-- Entries provided start --
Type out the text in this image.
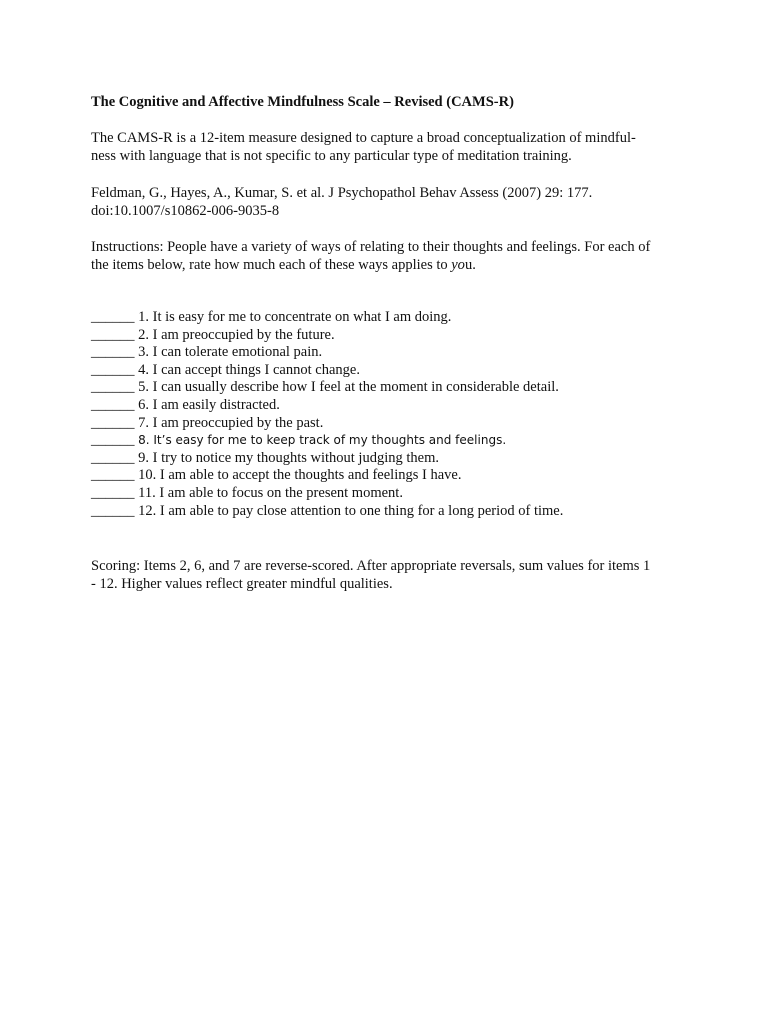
The Cognitive and Affective Mindfulness Scale – Revised (CAMS-R)
The CAMS-R is a 12-item measure designed to capture a broad conceptualization of mindful-
ness with language that is not specific to any particular type of meditation training.
Feldman, G., Hayes, A., Kumar, S. et al. J Psychopathol Behav Assess (2007) 29: 177.
doi:10.1007/s10862-006-9035-8
Instructions: People have a variety of ways of relating to their thoughts and feelings. For each of
the items below, rate how much each of these ways applies to you.
______ 1. It is easy for me to concentrate on what I am doing.
______ 2. I am preoccupied by the future.
______ 3. I can tolerate emotional pain.
______ 4. I can accept things I cannot change.
______ 5. I can usually describe how I feel at the moment in considerable detail.
______ 6. I am easily distracted.
______ 7. I am preoccupied by the past.
______ 8. It’s easy for me to keep track of my thoughts and feelings.
______ 9. I try to notice my thoughts without judging them.
______ 10. I am able to accept the thoughts and feelings I have.
______ 11. I am able to focus on the present moment.
______ 12. I am able to pay close attention to one thing for a long period of time.
Scoring: Items 2, 6, and 7 are reverse-scored. After appropriate reversals, sum values for items 1
- 12. Higher values reflect greater mindful qualities.
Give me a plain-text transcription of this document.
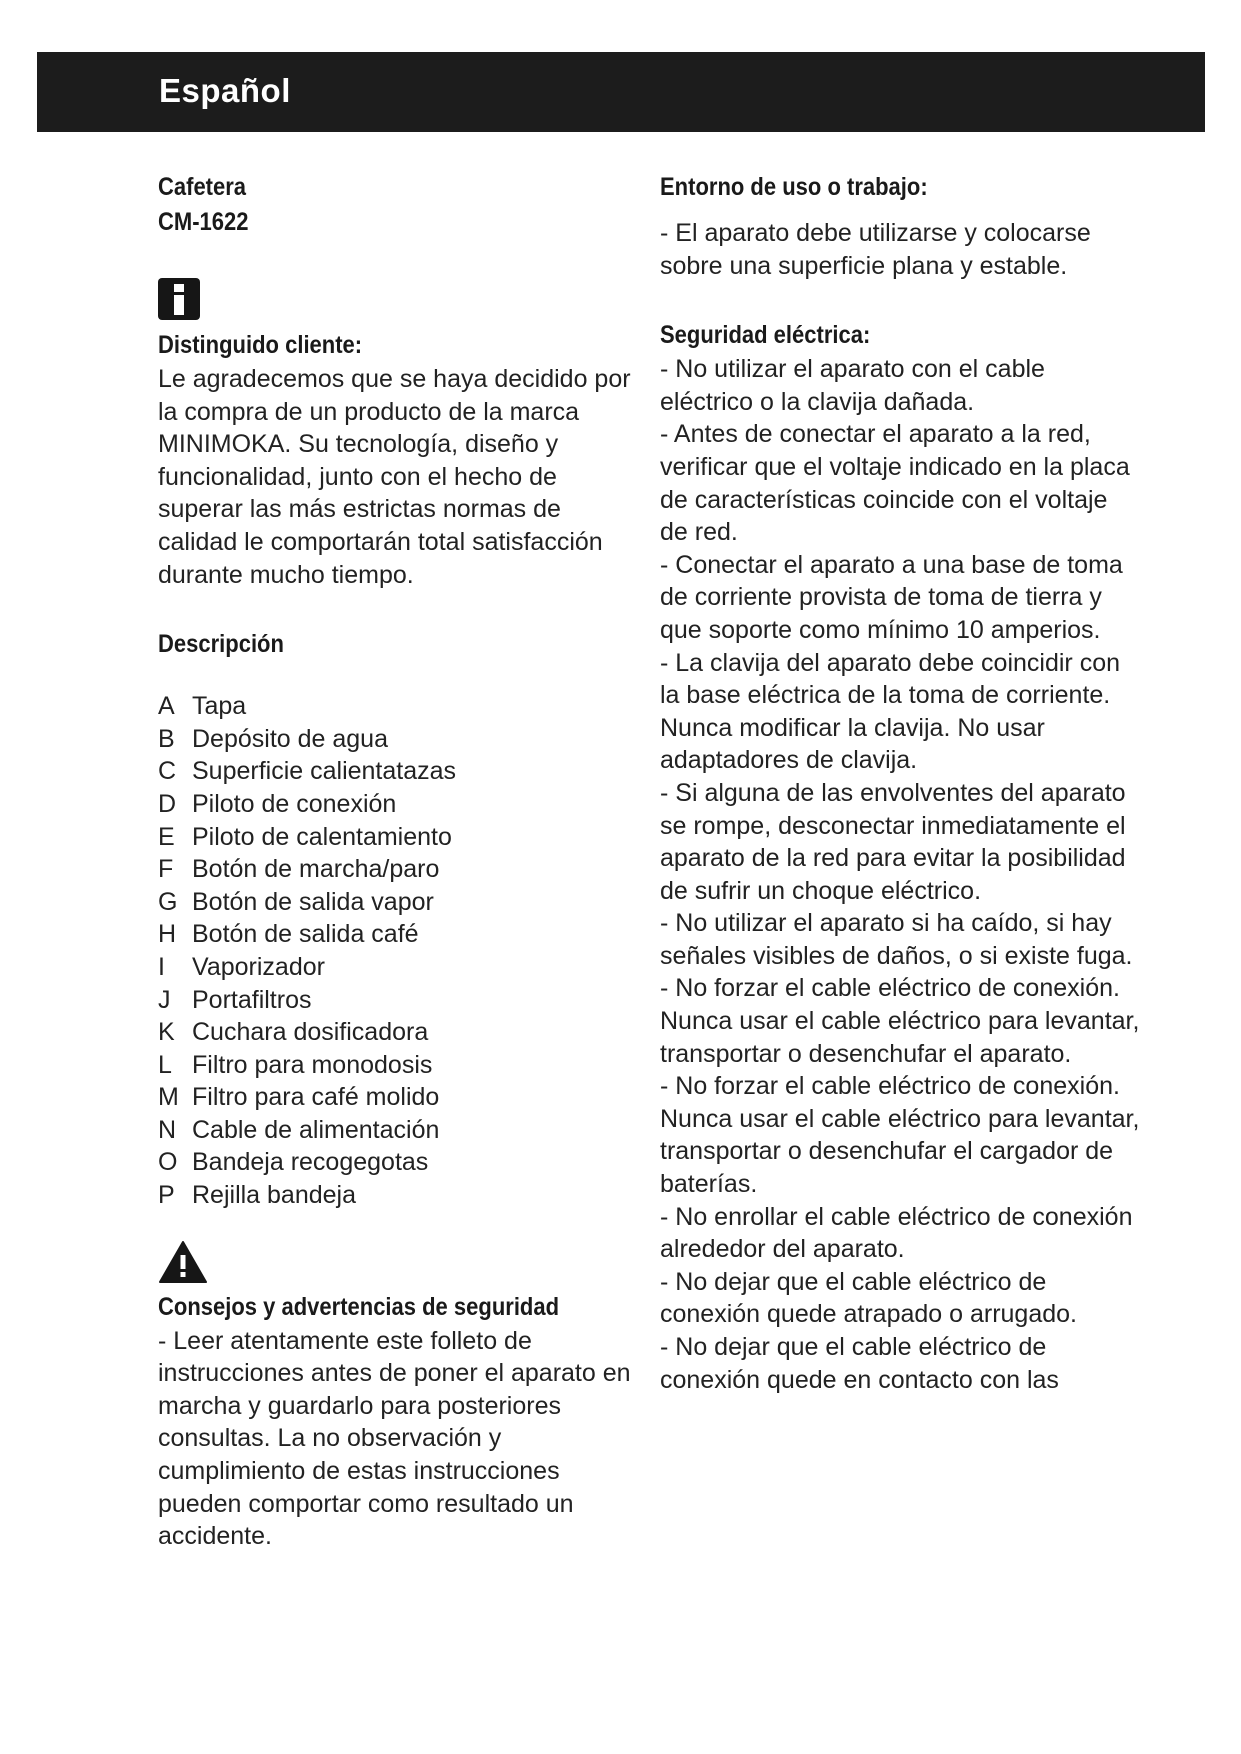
Español
Cafetera
CM-1622
Distinguido cliente:
Le agradecemos que se haya decidido por la compra de un producto de la marca MINIMOKA. Su tecnología, diseño y funcionalidad, junto con el hecho de superar las más estrictas normas de calidad le comportarán total satisfacción durante mucho tiempo.
Descripción
A Tapa
B Depósito de agua
C Superficie calientatazas
D Piloto de conexión
E Piloto de calentamiento
F Botón de marcha/paro
G Botón de salida vapor
H Botón de salida café
I Vaporizador
J Portafiltros
K Cuchara dosificadora
L Filtro para monodosis
M Filtro para café molido
N Cable de alimentación
O Bandeja recogegotas
P Rejilla bandeja
Consejos y advertencias de seguridad
- Leer atentamente este folleto de instrucciones antes de poner el aparato en marcha y guardarlo para posteriores consultas. La no observación y cumplimiento de estas instrucciones pueden comportar como resultado un accidente.
Entorno de uso o trabajo:
- El aparato debe utilizarse y colocarse sobre una superficie plana y estable.
Seguridad eléctrica:

- No utilizar el aparato con el cable eléctrico o la clavija dañada.

- Antes de conectar el aparato a la red, verificar que el voltaje indicado en la placa de características coincide con el voltaje de red.

- Conectar el aparato a una base de toma de corriente provista de toma de tierra y que soporte como mínimo 10 amperios.

- La clavija del aparato debe coincidir con la base eléctrica de la toma de corriente. Nunca modificar la clavija. No usar adaptadores de clavija.

- Si alguna de las envolventes del aparato se rompe, desconectar inmediatamente el aparato de la red para evitar la posibilidad de sufrir un choque eléctrico.

- No utilizar el aparato si ha caído, si hay señales visibles de daños, o si existe fuga.

- No forzar el cable eléctrico de conexión. Nunca usar el cable eléctrico para levantar, transportar o desenchufar el aparato.

- No forzar el cable eléctrico de conexión. Nunca usar el cable eléctrico para levantar, transportar o desenchufar el cargador de baterías.

- No enrollar el cable eléctrico de conexión alrededor del aparato.

- No dejar que el cable eléctrico de conexión quede atrapado o arrugado.

- No dejar que el cable eléctrico de conexión quede en contacto con las
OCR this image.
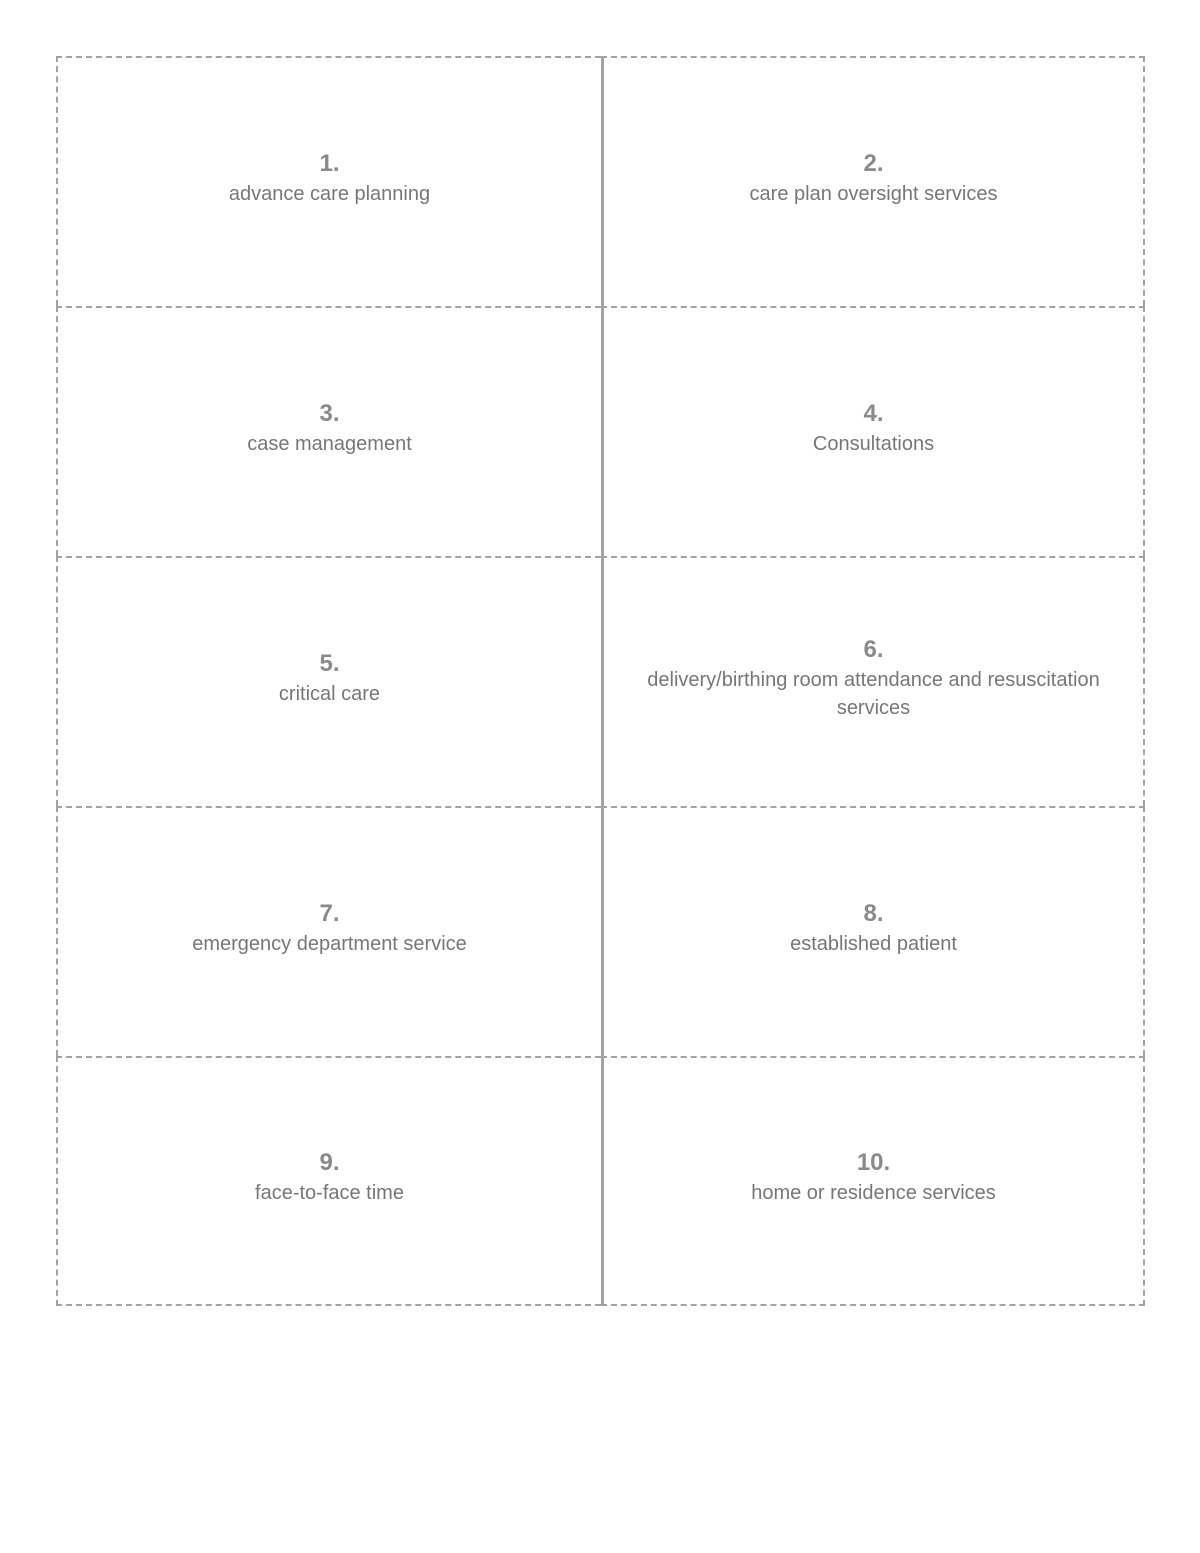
1.
advance care planning
2.
care plan oversight services
3.
case management
4.
Consultations
5.
critical care
6.
delivery/birthing room attendance and resuscitation services
7.
emergency department service
8.
established patient
9.
face-to-face time
10.
home or residence services
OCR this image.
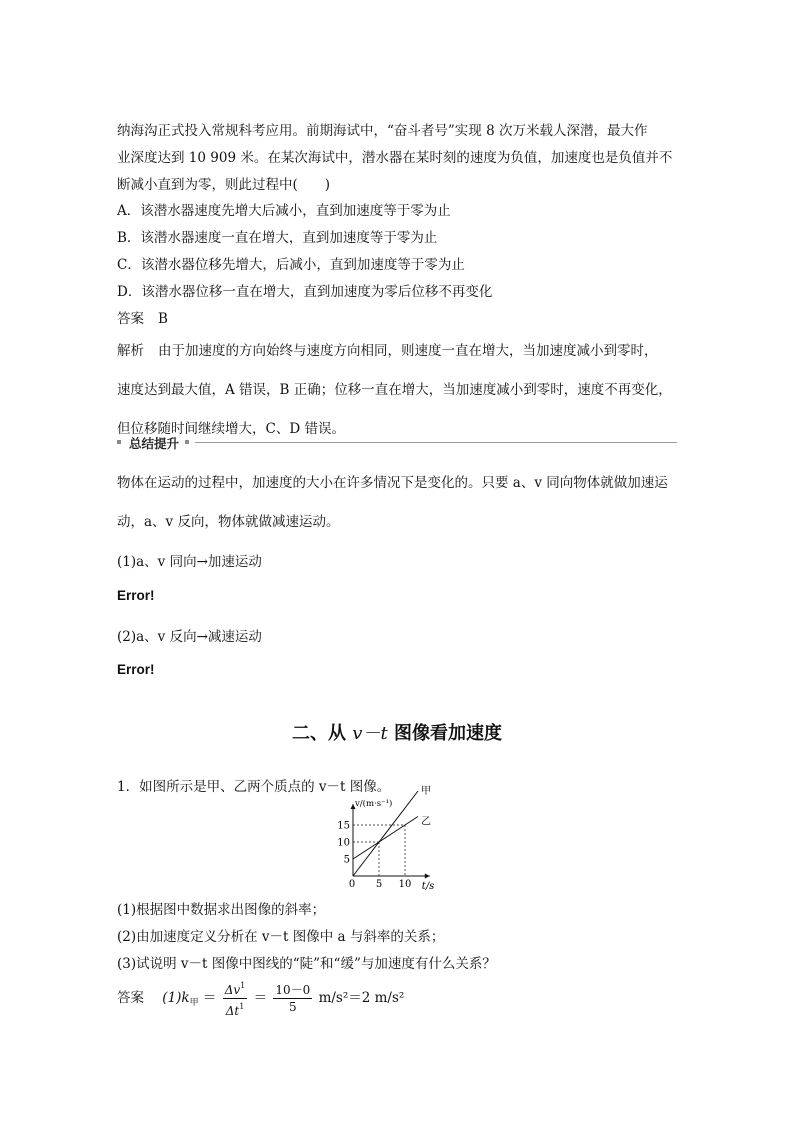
纳海沟正式投入常规科考应用。前期海试中，“奋斗者号”实现 8 次万米载人深潜，最大作
业深度达到 10 909 米。在某次海试中，潜水器在某时刻的速度为负值，加速度也是负值并不
断减小直到为零，则此过程中(　　)
A．该潜水器速度先增大后减小，直到加速度等于零为止
B．该潜水器速度一直在增大，直到加速度等于零为止
C．该潜水器位移先增大，后减小，直到加速度等于零为止
D．该潜水器位移一直在增大，直到加速度为零后位移不再变化
答案 B
解析 由于加速度的方向始终与速度方向相同，则速度一直在增大，当加速度减小到零时，
速度达到最大值，A 错误，B 正确；位移一直在增大，当加速度减小到零时，速度不再变化，
但位移随时间继续增大，C、D 错误。
总结提升
物体在运动的过程中，加速度的大小在许多情况下是变化的。只要 a、v 同向物体就做加速运
动，a、v 反向，物体就做减速运动。
(1)a、v 同向→加速运动
Error!
(2)a、v 反向→减速运动
Error!
二、从 v－t 图像看加速度
1．如图所示是甲、乙两个质点的 v－t 图像。	甲
乙
5
10
15
0 5 10
v/(m·s⁻¹)
t/s
(1)根据图中数据求出图像的斜率；
(2)由加速度定义分析在 v－t 图像中 a 与斜率的关系；
(3)试说明 v－t 图像中图线的“陡”和“缓”与加速度有什么关系？
答案 $(1)k_甲 = \frac{\Delta v^1}{\Delta t^1} = \frac{10-0}{5} m/s^2=2$ m/s²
-- Entries provided end --
Stated exercise
Take the data above and repeat it exactly, leaving each picture out.

Output of the task
Type out the text in this image.
The Cognitive and Affective Mindfulness Scale – Revised (CAMS-R)
The CAMS-R is a 12-item measure designed to capture a broad conceptualization of mindful-
ness with language that is not specific to any particular type of meditation training.
Feldman, G., Hayes, A., Kumar, S. et al. J Psychopathol Behav Assess (2007) 29: 177.
doi:10.1007/s10862-006-9035-8
Instructions: People have a variety of ways of relating to their thoughts and feelings. For each of
the items below, rate how much each of these ways applies to you.
______ 1. It is easy for me to concentrate on what I am doing.
______ 2. I am preoccupied by the future.
______ 3. I can tolerate emotional pain.
______ 4. I can accept things I cannot change.
______ 5. I can usually describe how I feel at the moment in considerable detail.
______ 6. I am easily distracted.
______ 7. I am preoccupied by the past.
______ 8. It’s easy for me to keep track of my thoughts and feelings.
______ 9. I try to notice my thoughts without judging them.
______ 10. I am able to accept the thoughts and feelings I have.
______ 11. I am able to focus on the present moment.
______ 12. I am able to pay close attention to one thing for a long period of time.
Scoring: Items 2, 6, and 7 are reverse-scored. After appropriate reversals, sum values for items 1
- 12. Higher values reflect greater mindful qualities.
Give me a plain-text transcription of this document.
Español
Cafetera
CM-1622
Distinguido cliente:
Le agradecemos que se haya decidido por la compra de un producto de la marca MINIMOKA. Su tecnología, diseño y funcionalidad, junto con el hecho de superar las más estrictas normas de calidad le comportarán total satisfacción durante mucho tiempo.
Descripción
A Tapa
B Depósito de agua
C Superficie calientatazas
D Piloto de conexión
E Piloto de calentamiento
F Botón de marcha/paro
G Botón de salida vapor
H Botón de salida café
I Vaporizador
J Portafiltros
K Cuchara dosificadora
L Filtro para monodosis
M Filtro para café molido
N Cable de alimentación
O Bandeja recogegotas
P Rejilla bandeja
Consejos y advertencias de seguridad
- Leer atentamente este folleto de instrucciones antes de poner el aparato en marcha y guardarlo para posteriores consultas. La no observación y cumplimiento de estas instrucciones pueden comportar como resultado un accidente.
Entorno de uso o trabajo:
- El aparato debe utilizarse y colocarse sobre una superficie plana y estable.
Seguridad eléctrica:

- No utilizar el aparato con el cable eléctrico o la clavija dañada.

- Antes de conectar el aparato a la red, verificar que el voltaje indicado en la placa de características coincide con el voltaje de red.

- Conectar el aparato a una base de toma de corriente provista de toma de tierra y que soporte como mínimo 10 amperios.

- La clavija del aparato debe coincidir con la base eléctrica de la toma de corriente. Nunca modificar la clavija. No usar adaptadores de clavija.

- Si alguna de las envolventes del aparato se rompe, desconectar inmediatamente el aparato de la red para evitar la posibilidad de sufrir un choque eléctrico.

- No utilizar el aparato si ha caído, si hay señales visibles de daños, o si existe fuga.

- No forzar el cable eléctrico de conexión. Nunca usar el cable eléctrico para levantar, transportar o desenchufar el aparato.

- No forzar el cable eléctrico de conexión. Nunca usar el cable eléctrico para levantar, transportar o desenchufar el cargador de baterías.

- No enrollar el cable eléctrico de conexión alrededor del aparato.

- No dejar que el cable eléctrico de conexión quede atrapado o arrugado.

- No dejar que el cable eléctrico de conexión quede en contacto con las
OCR this image.
1.
advance care planning
2.
care plan oversight services
3.
case management
4.
Consultations
5.
critical care
6.
delivery/birthing room attendance and resuscitation services
7.
emergency department service
8.
established patient
9.
face-to-face time
10.
home or residence services
OCR this image.
纳海沟正式投入常规科考应用。前期海试中，“奋斗者号”实现 8 次万米载人深潜，最大作
业深度达到 10 909 米。在某次海试中，潜水器在某时刻的速度为负值，加速度也是负值并不
断减小直到为零，则此过程中(　　)
A．该潜水器速度先增大后减小，直到加速度等于零为止
B．该潜水器速度一直在增大，直到加速度等于零为止
C．该潜水器位移先增大，后减小，直到加速度等于零为止
D．该潜水器位移一直在增大，直到加速度为零后位移不再变化
答案 B
解析 由于加速度的方向始终与速度方向相同，则速度一直在增大，当加速度减小到零时，
速度达到最大值，A 错误，B 正确；位移一直在增大，当加速度减小到零时，速度不再变化，
但位移随时间继续增大，C、D 错误。
总结提升
物体在运动的过程中，加速度的大小在许多情况下是变化的。只要 a、v 同向物体就做加速运
动，a、v 反向，物体就做减速运动。
(1)a、v 同向→加速运动
Error!
(2)a、v 反向→减速运动
Error!
二、从 v－t 图像看加速度
1．如图所示是甲、乙两个质点的 v－t 图像。	甲
乙
5
10
15
0 5 10
v/(m·s⁻¹)
t/s
(1)根据图中数据求出图像的斜率；
(2)由加速度定义分析在 v－t 图像中 a 与斜率的关系；
(3)试说明 v－t 图像中图线的“陡”和“缓”与加速度有什么关系？
答案 $(1)k_甲 = \frac{\Delta v^1}{\Delta t^1} = \frac{10-0}{5} m/s^2=2$ m/s²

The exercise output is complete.